§ TASK DETAILS
Output the records exactly. Include every line.

________________________________________

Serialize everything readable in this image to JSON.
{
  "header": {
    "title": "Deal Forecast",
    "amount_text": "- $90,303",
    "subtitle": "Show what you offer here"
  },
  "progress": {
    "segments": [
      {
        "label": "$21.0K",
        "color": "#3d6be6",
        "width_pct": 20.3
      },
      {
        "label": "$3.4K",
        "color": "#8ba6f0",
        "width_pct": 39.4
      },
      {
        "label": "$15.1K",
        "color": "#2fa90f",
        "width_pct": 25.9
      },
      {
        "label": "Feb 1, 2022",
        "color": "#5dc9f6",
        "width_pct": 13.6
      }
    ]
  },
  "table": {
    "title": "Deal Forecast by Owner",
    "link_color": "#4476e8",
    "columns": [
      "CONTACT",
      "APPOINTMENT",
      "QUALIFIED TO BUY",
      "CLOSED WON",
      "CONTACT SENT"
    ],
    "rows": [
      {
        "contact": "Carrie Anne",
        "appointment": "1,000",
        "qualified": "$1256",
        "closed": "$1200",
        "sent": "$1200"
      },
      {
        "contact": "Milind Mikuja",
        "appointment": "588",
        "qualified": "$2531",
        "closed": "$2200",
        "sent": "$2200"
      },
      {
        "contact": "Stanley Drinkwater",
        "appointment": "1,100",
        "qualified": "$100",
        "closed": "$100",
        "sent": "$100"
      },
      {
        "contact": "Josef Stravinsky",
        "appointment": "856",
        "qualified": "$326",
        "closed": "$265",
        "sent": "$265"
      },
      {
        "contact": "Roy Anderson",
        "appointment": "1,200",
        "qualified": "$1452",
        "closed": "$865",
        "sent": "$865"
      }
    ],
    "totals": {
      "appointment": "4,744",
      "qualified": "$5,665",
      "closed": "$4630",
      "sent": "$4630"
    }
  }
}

________________________________________

§ EXERCISE ANSWER
Serialize everything readable in this image to JSON.
{
  "header": {
    "title": "Deal Forecast",
    "amount_text": "- $90,303",
    "subtitle": "Show what you offer here"
  },
  "progress": {
    "segments": [
      {
        "label": "$21.0K",
        "color": "#3d6be6",
        "width_pct": 20.3
      },
      {
        "label": "$3.4K",
        "color": "#8ba6f0",
        "width_pct": 39.4
      },
      {
        "label": "$15.1K",
        "color": "#2fa90f",
        "width_pct": 25.9
      },
      {
        "label": "Feb 1, 2022",
        "color": "#5dc9f6",
        "width_pct": 13.6
      }
    ]
  },
  "table": {
    "title": "Deal Forecast by Owner",
    "link_color": "#4476e8",
    "columns": [
      "CONTACT",
      "APPOINTMENT",
      "QUALIFIED TO BUY",
      "CLOSED WON",
      "CONTACT SENT"
    ],
    "rows": [
      {
        "contact": "Carrie Anne",
        "appointment": "1,000",
        "qualified": "$1256",
        "closed": "$1200",
        "sent": "$1200"
      },
      {
        "contact": "Milind Mikuja",
        "appointment": "588",
        "qualified": "$2531",
        "closed": "$2200",
        "sent": "$2200"
      },
      {
        "contact": "Stanley Drinkwater",
        "appointment": "1,100",
        "qualified": "$100",
        "closed": "$100",
        "sent": "$100"
      },
      {
        "contact": "Josef Stravinsky",
        "appointment": "856",
        "qualified": "$326",
        "closed": "$265",
        "sent": "$265"
      },
      {
        "contact": "Roy Anderson",
        "appointment": "1,200",
        "qualified": "$1452",
        "closed": "$865",
        "sent": "$865"
      }
    ],
    "totals": {
      "appointment": "4,744",
      "qualified": "$5,665",
      "closed": "$4630",
      "sent": "$4630"
    }
  }
}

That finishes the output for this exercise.